# Work to complete
Show every line below where "informazioni" can be found.

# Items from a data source

※

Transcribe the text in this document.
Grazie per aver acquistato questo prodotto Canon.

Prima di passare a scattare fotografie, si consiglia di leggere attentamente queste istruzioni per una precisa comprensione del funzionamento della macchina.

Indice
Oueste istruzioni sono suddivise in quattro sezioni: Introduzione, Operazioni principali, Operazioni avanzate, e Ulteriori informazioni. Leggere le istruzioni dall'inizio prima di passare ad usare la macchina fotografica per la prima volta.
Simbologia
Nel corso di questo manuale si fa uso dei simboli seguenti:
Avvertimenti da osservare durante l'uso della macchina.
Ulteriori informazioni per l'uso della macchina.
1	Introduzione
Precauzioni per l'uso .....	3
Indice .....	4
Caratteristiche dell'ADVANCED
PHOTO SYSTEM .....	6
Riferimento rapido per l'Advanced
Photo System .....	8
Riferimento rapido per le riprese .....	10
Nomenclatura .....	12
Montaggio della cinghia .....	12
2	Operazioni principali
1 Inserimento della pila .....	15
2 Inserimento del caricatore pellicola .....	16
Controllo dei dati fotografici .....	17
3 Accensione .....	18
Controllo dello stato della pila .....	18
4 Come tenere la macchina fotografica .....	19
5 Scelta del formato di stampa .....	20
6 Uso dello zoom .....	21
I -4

※

# Answer to this task
Oueste istruzioni sono suddivise in quattro sezioni: Introduzione, Operazioni principali, Operazioni avanzate, e Ulteriori informazioni. Leggere le istruzioni dall'inizio prima di passare ad usare la macchina fotografica per la prima volta.
Ulteriori informazioni per l'uso della macchina.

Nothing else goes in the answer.